EXERCISE GOAL = Each line that follows should be printed again exactly as it stands.

— BEGIN GIVEN INFORMATION —

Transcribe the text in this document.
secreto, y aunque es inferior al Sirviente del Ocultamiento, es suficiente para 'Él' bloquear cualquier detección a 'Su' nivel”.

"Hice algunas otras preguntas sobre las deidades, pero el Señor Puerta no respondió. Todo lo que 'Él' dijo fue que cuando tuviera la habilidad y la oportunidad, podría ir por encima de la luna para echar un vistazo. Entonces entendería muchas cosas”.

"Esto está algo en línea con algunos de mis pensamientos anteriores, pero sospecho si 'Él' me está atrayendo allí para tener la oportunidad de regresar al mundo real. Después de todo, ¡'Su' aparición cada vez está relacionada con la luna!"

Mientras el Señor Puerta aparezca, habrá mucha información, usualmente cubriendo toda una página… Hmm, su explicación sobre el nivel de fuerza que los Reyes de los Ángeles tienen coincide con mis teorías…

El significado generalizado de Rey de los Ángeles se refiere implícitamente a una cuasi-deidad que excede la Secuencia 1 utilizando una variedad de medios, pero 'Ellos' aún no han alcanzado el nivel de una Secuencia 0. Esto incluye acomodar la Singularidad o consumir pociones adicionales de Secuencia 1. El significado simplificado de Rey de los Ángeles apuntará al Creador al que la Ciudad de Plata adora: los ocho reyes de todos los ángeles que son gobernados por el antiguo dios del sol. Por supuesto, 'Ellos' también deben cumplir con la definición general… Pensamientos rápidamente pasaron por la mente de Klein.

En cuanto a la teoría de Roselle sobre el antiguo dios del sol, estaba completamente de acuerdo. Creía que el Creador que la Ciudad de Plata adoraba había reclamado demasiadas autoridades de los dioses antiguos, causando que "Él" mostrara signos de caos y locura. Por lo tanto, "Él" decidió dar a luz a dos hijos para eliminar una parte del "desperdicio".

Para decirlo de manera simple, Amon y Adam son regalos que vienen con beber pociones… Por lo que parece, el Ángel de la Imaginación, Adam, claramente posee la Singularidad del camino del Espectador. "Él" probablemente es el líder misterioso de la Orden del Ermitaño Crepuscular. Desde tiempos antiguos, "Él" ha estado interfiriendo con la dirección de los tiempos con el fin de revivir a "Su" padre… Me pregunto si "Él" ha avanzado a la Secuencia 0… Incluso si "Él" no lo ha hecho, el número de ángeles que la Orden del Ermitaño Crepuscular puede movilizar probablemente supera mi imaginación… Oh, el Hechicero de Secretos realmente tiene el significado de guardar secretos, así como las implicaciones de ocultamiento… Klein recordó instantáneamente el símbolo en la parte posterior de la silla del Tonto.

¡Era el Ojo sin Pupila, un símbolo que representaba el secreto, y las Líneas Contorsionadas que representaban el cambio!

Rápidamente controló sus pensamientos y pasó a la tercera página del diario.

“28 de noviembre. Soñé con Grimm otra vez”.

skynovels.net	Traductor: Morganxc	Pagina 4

— END GIVEN INFORMATION —

THE ANSWER =
Transcribe the text in this document.
secreto, y aunque es inferior al Sirviente del Ocultamiento, es suficiente para 'Él' bloquear cualquier detección a 'Su' nivel”.

"Hice algunas otras preguntas sobre las deidades, pero el Señor Puerta no respondió. Todo lo que 'Él' dijo fue que cuando tuviera la habilidad y la oportunidad, podría ir por encima de la luna para echar un vistazo. Entonces entendería muchas cosas”.

"Esto está algo en línea con algunos de mis pensamientos anteriores, pero sospecho si 'Él' me está atrayendo allí para tener la oportunidad de regresar al mundo real. Después de todo, ¡'Su' aparición cada vez está relacionada con la luna!"

Mientras el Señor Puerta aparezca, habrá mucha información, usualmente cubriendo toda una página… Hmm, su explicación sobre el nivel de fuerza que los Reyes de los Ángeles tienen coincide con mis teorías…

El significado generalizado de Rey de los Ángeles se refiere implícitamente a una cuasi-deidad que excede la Secuencia 1 utilizando una variedad de medios, pero 'Ellos' aún no han alcanzado el nivel de una Secuencia 0. Esto incluye acomodar la Singularidad o consumir pociones adicionales de Secuencia 1. El significado simplificado de Rey de los Ángeles apuntará al Creador al que la Ciudad de Plata adora: los ocho reyes de todos los ángeles que son gobernados por el antiguo dios del sol. Por supuesto, 'Ellos' también deben cumplir con la definición general… Pensamientos rápidamente pasaron por la mente de Klein.

En cuanto a la teoría de Roselle sobre el antiguo dios del sol, estaba completamente de acuerdo. Creía que el Creador que la Ciudad de Plata adoraba había reclamado demasiadas autoridades de los dioses antiguos, causando que "Él" mostrara signos de caos y locura. Por lo tanto, "Él" decidió dar a luz a dos hijos para eliminar una parte del "desperdicio".

Para decirlo de manera simple, Amon y Adam son regalos que vienen con beber pociones… Por lo que parece, el Ángel de la Imaginación, Adam, claramente posee la Singularidad del camino del Espectador. "Él" probablemente es el líder misterioso de la Orden del Ermitaño Crepuscular. Desde tiempos antiguos, "Él" ha estado interfiriendo con la dirección de los tiempos con el fin de revivir a "Su" padre… Me pregunto si "Él" ha avanzado a la Secuencia 0… Incluso si "Él" no lo ha hecho, el número de ángeles que la Orden del Ermitaño Crepuscular puede movilizar probablemente supera mi imaginación… Oh, el Hechicero de Secretos realmente tiene el significado de guardar secretos, así como las implicaciones de ocultamiento… Klein recordó instantáneamente el símbolo en la parte posterior de la silla del Tonto.

¡Era el Ojo sin Pupila, un símbolo que representaba el secreto, y las Líneas Contorsionadas que representaban el cambio!

Rápidamente controló sus pensamientos y pasó a la tercera página del diario.

“28 de noviembre. Soñé con Grimm otra vez”.

skynovels.net	Traductor: Morganxc	Pagina 4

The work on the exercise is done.